Start of Supplied material

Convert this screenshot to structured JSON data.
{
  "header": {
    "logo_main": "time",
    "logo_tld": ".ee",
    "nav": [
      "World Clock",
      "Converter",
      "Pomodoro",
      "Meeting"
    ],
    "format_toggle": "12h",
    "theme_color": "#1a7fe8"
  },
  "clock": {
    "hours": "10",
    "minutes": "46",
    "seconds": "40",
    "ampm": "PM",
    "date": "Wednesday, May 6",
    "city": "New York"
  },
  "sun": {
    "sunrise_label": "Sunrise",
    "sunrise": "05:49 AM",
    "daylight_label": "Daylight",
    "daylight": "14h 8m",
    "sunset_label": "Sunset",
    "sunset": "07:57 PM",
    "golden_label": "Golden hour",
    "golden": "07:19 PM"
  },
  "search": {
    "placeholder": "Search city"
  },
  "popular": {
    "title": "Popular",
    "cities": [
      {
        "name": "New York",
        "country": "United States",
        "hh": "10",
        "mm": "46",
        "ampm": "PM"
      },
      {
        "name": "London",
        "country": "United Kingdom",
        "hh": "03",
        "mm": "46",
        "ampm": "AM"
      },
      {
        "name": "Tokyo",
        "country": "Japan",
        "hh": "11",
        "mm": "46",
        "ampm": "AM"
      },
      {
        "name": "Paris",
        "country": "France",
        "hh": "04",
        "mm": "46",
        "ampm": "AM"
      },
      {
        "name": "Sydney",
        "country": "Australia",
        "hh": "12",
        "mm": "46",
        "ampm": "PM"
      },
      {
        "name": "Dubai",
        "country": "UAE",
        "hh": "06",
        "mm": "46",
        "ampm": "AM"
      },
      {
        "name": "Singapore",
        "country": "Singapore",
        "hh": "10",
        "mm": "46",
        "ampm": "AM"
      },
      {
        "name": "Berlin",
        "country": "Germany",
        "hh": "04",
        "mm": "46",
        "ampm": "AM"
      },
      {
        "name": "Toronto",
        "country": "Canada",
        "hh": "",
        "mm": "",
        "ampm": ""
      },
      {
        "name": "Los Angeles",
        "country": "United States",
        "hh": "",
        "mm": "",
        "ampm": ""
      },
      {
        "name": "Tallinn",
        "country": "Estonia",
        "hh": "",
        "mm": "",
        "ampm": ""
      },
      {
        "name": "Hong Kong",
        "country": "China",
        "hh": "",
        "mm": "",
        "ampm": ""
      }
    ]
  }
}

End of Supplied material

Where a line above contains the string "name", copy that line.

        "name": "New York",
        "name": "London",
        "name": "Tokyo",
        "name": "Paris",
        "name": "Sydney",
        "name": "Dubai",
        "name": "Singapore",
        "name": "Berlin",
        "name": "Toronto",
        "name": "Los Angeles",
        "name": "Tallinn",
        "name": "Hong Kong",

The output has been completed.